__Aim__: Print out every line, exactly as written.

__Material provided__:
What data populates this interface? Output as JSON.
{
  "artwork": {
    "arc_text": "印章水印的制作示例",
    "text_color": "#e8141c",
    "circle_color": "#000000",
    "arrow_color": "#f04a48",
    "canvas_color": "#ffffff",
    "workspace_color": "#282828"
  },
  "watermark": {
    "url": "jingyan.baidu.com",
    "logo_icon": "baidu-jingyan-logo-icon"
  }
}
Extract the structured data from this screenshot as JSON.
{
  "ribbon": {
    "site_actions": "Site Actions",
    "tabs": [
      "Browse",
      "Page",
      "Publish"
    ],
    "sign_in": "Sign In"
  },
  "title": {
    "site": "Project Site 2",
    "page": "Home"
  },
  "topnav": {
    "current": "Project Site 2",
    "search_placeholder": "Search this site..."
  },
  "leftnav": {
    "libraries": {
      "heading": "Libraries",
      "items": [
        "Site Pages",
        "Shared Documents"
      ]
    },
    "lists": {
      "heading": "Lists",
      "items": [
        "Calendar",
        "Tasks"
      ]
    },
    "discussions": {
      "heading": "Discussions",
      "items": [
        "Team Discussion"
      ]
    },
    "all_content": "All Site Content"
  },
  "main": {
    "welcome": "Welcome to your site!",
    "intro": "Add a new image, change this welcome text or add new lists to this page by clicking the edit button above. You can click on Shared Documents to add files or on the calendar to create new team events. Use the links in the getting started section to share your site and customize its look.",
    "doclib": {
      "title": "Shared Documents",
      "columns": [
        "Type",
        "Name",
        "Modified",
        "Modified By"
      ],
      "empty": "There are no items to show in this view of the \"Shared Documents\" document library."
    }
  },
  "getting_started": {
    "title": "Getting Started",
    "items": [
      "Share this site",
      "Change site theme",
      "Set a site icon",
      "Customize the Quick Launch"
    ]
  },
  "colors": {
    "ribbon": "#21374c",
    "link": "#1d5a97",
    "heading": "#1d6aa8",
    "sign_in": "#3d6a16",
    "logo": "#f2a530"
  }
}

__The completed task__:
What data populates this interface? Output as JSON.
{
  "artwork": {
    "arc_text": "印章水印的制作示例",
    "text_color": "#e8141c",
    "circle_color": "#000000",
    "arrow_color": "#f04a48",
    "canvas_color": "#ffffff",
    "workspace_color": "#282828"
  },
  "watermark": {
    "url": "jingyan.baidu.com",
    "logo_icon": "baidu-jingyan-logo-icon"
  }
}
Extract the structured data from this screenshot as JSON.
{
  "ribbon": {
    "site_actions": "Site Actions",
    "tabs": [
      "Browse",
      "Page",
      "Publish"
    ],
    "sign_in": "Sign In"
  },
  "title": {
    "site": "Project Site 2",
    "page": "Home"
  },
  "topnav": {
    "current": "Project Site 2",
    "search_placeholder": "Search this site..."
  },
  "leftnav": {
    "libraries": {
      "heading": "Libraries",
      "items": [
        "Site Pages",
        "Shared Documents"
      ]
    },
    "lists": {
      "heading": "Lists",
      "items": [
        "Calendar",
        "Tasks"
      ]
    },
    "discussions": {
      "heading": "Discussions",
      "items": [
        "Team Discussion"
      ]
    },
    "all_content": "All Site Content"
  },
  "main": {
    "welcome": "Welcome to your site!",
    "intro": "Add a new image, change this welcome text or add new lists to this page by clicking the edit button above. You can click on Shared Documents to add files or on the calendar to create new team events. Use the links in the getting started section to share your site and customize its look.",
    "doclib": {
      "title": "Shared Documents",
      "columns": [
        "Type",
        "Name",
        "Modified",
        "Modified By"
      ],
      "empty": "There are no items to show in this view of the \"Shared Documents\" document library."
    }
  },
  "getting_started": {
    "title": "Getting Started",
    "items": [
      "Share this site",
      "Change site theme",
      "Set a site icon",
      "Customize the Quick Launch"
    ]
  },
  "colors": {
    "ribbon": "#21374c",
    "link": "#1d5a97",
    "heading": "#1d6aa8",
    "sign_in": "#3d6a16",
    "logo": "#f2a530"
  }
}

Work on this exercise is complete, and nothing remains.